ByJessica Harmon, writer at Creators.co
The ultimate fangirl - spends most nights watching back-to-back old Buffy episosdes and complaining about being tired for work the next day.
Jessica Harmon

Tim Everitt, vfx guru to some of Hollywood's biggest and most renowned productions, cut his filmmaking teeth on much smaller productions. 30 or so years after the release of his martial arts film Furious, the filmmaker teamed with Leomark studios to release a restored version of the cult classic on DVD. It's quite an achievement for a film that cost less than 20 grand to make, was shot in a week, and never did anything at the box office to have as large a fanbase as Furious has! We caught up with Tim Everitt to discuss the miraculous journey of the little film that could.

We know what the world thinks of Furious – they love it – but what do you think of it? It has, after all, been 30 years and I imagine your opinion of it does change over time?

Well, Tom and I liked it when we made it, we thought it was funny. And we thought it was quite an accomplishment for the $19,000 we spent. At the time, nobody in Hollywood shared our opinion, and the film pretty much disappeared. So we pretty much wrote it off as a learning experience and went on to other stuff. But after this generation has embraced it, I have to admit I’m back to liking it and appreciating what it is. It’s very heroic. Very old fashioned John Ford kind of thing. Watching it now, I’m pretty impressed with all the props and odd things we came up with, like chickens shooting out of a lame sorcerer’s fingertips. If it’s your first time seeing it, it’s got to make you blink.

And the band played on...
And the band played on...

If you could do it all over again what would you do differently?

At the time we didn’t think we could cast actors who had great karate skills and could act, too. So we went for karate, since we thought our main audience would be the martial arts crowd, and that they’d forgive wooden acting if the fights were good. If I had to do it over again, and we knew this at the time, we would have spent a lot more time casting, and found people who were good actors, right for the parts, and could also fight. That would have made a big difference.

A classic moment from Tim Everitt's FURIOUS
A classic moment from Tim Everitt's FURIOUS

Just how restrictive was the budget on it?

* [Exercise task]
From the interview about Furious, give the passage again starting with "We know what" and going on through "make you blink.", substituting "pigeons" for "chickens".

* [Stored data]
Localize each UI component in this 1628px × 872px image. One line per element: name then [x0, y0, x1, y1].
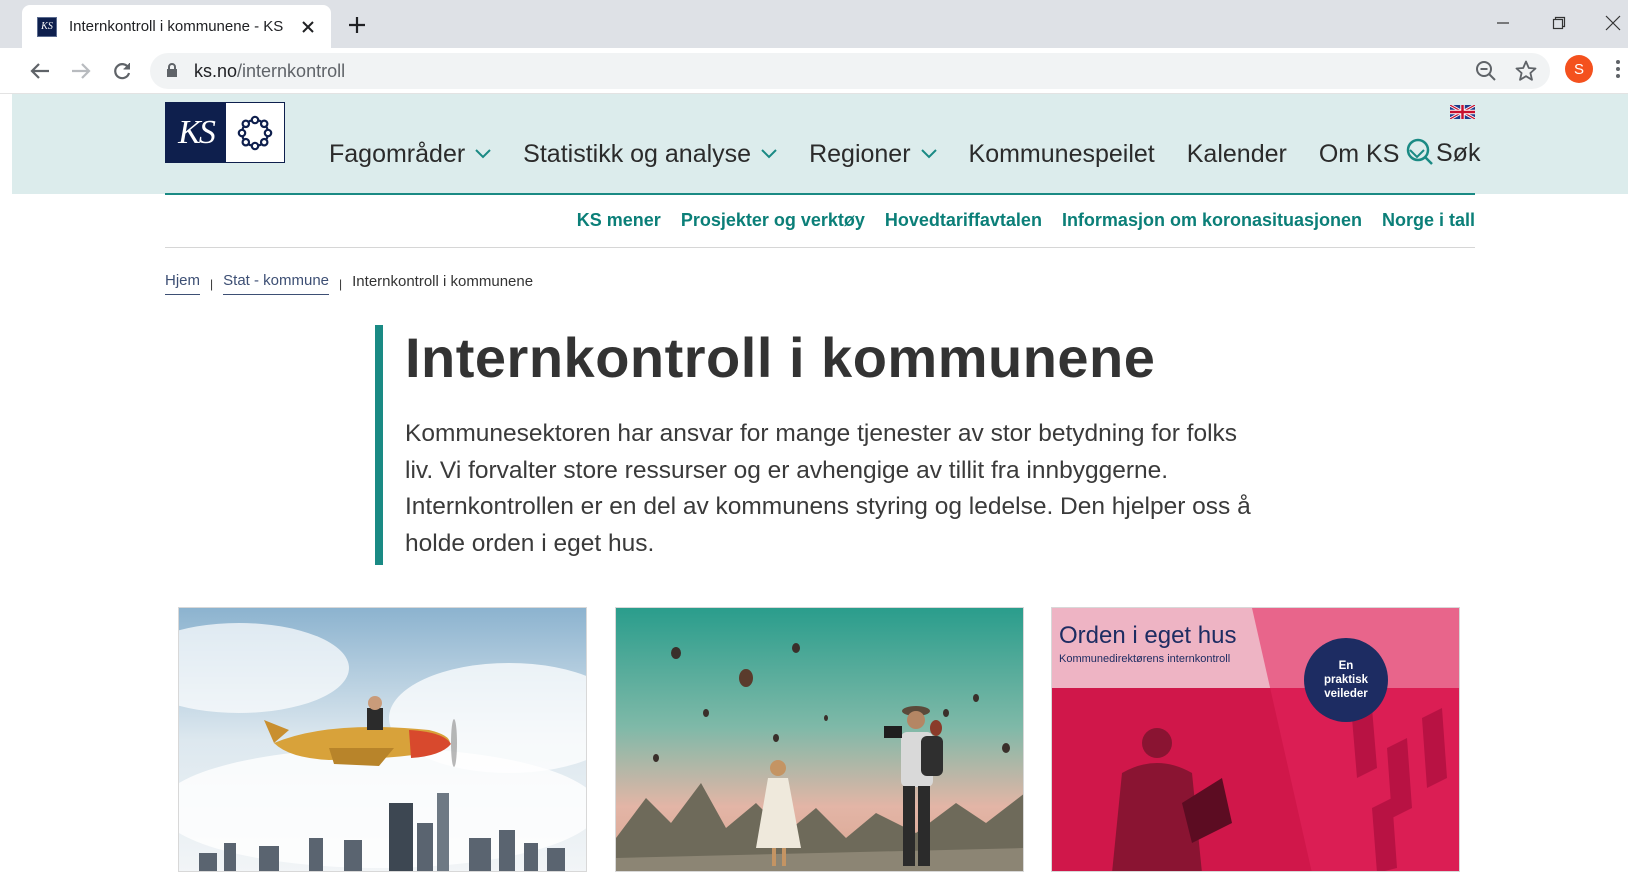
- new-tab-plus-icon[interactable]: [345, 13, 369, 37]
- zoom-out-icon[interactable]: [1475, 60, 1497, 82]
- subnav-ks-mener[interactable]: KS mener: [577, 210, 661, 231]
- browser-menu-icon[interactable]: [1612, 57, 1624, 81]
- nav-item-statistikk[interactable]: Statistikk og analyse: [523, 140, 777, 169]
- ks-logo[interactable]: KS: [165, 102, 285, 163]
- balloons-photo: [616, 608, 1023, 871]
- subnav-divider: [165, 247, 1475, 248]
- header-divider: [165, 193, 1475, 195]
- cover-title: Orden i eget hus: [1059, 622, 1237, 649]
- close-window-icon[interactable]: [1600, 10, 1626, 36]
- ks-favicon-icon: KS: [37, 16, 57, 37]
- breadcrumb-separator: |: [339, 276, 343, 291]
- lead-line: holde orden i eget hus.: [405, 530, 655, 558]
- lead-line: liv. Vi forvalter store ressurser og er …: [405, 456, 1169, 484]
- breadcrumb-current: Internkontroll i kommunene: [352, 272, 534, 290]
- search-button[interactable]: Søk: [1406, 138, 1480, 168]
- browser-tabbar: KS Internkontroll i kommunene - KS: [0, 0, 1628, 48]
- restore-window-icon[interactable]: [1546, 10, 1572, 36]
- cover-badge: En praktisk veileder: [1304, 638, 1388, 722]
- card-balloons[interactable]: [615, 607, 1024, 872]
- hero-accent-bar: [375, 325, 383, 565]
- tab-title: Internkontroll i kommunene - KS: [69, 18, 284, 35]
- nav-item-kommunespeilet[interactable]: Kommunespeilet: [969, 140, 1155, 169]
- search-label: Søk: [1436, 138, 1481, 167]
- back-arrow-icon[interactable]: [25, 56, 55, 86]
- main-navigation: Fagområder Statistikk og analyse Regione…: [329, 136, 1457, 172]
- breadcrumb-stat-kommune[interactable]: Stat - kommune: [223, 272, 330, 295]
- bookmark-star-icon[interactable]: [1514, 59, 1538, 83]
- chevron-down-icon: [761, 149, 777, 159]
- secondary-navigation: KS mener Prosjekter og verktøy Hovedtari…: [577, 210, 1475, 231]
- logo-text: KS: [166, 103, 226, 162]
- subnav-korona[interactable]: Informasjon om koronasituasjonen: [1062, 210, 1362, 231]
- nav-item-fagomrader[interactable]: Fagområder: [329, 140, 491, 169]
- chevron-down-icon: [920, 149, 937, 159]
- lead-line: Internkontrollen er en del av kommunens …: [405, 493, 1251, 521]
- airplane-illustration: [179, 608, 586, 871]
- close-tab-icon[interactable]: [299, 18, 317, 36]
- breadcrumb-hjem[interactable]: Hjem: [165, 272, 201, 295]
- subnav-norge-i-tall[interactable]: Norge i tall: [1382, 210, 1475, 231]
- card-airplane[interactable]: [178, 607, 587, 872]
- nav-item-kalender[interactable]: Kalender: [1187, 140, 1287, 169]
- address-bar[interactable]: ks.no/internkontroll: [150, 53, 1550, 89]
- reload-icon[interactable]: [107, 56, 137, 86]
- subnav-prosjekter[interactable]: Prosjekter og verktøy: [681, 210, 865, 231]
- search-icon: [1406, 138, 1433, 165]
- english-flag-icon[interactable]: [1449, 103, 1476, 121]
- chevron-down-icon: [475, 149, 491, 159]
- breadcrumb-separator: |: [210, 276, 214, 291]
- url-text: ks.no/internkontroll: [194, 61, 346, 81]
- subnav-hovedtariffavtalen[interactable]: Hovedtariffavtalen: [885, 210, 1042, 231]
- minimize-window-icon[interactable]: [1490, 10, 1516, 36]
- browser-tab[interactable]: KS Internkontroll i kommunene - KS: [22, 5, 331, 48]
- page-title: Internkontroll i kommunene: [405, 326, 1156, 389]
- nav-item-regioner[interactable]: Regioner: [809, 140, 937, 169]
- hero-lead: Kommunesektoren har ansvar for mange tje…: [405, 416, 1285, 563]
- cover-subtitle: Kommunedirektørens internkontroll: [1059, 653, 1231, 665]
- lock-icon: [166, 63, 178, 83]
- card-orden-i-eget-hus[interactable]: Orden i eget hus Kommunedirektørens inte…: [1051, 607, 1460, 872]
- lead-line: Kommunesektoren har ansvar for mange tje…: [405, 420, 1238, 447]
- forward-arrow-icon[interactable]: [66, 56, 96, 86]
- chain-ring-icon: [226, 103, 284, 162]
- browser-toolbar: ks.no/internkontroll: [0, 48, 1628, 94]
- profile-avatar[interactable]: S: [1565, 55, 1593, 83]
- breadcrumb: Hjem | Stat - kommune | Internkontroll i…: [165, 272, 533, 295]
---
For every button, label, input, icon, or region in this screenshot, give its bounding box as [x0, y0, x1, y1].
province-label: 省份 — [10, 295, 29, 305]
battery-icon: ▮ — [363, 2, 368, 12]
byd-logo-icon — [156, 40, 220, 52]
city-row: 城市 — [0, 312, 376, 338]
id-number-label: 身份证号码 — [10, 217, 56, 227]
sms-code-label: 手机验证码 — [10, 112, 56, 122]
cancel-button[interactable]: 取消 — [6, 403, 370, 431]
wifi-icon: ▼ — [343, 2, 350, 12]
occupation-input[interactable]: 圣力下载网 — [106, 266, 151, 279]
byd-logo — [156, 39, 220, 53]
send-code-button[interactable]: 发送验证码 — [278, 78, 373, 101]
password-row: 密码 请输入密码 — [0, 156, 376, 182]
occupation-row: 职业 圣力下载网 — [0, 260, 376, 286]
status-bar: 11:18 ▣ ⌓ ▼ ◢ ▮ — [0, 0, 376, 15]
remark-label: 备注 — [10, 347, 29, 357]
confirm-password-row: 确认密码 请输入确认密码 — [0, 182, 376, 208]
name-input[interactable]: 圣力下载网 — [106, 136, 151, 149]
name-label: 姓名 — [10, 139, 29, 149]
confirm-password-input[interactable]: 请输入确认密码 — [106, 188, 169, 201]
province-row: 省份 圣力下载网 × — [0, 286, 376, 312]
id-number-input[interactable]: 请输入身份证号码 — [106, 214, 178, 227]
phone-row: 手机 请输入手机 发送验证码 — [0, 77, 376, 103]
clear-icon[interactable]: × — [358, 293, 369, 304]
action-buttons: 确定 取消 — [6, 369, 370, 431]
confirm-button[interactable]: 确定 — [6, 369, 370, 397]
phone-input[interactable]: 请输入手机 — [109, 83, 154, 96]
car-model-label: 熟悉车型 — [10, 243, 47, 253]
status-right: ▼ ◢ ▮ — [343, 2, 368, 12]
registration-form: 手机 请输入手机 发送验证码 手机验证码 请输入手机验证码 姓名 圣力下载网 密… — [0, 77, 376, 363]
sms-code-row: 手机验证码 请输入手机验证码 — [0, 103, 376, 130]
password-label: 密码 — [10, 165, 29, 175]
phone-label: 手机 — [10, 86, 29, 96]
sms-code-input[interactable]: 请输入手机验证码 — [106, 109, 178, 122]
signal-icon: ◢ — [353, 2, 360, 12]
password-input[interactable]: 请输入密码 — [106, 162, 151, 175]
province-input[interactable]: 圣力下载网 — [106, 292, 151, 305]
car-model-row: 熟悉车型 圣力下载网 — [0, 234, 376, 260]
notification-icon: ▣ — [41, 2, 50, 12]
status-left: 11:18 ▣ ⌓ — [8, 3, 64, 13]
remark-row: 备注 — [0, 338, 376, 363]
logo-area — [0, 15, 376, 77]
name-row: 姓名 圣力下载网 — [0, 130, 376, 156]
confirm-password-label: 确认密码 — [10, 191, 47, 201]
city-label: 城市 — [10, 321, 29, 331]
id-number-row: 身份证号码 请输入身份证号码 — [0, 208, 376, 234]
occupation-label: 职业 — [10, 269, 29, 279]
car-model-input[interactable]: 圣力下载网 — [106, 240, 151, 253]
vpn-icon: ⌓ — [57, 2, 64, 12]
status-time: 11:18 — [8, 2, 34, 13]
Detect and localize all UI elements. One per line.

* [Written reply]
We know what the world thinks of Furious – they love it – but what do you think of it? It has, after all, been 30 years and I imagine your opinion of it does change over time?

Well, Tom and I liked it when we made it, we thought it was funny. And we thought it was quite an accomplishment for the $19,000 we spent. At the time, nobody in Hollywood shared our opinion, and the film pretty much disappeared. So we pretty much wrote it off as a learning experience and went on to other stuff. But after this generation has embraced it, I have to admit I’m back to liking it and appreciating what it is. It’s very heroic. Very old fashioned John Ford kind of thing. Watching it now, I’m pretty impressed with all the props and odd things we came up with, like pigeons shooting out of a lame sorcerer’s fingertips. If it’s your first time seeing it, it’s got to make you blink.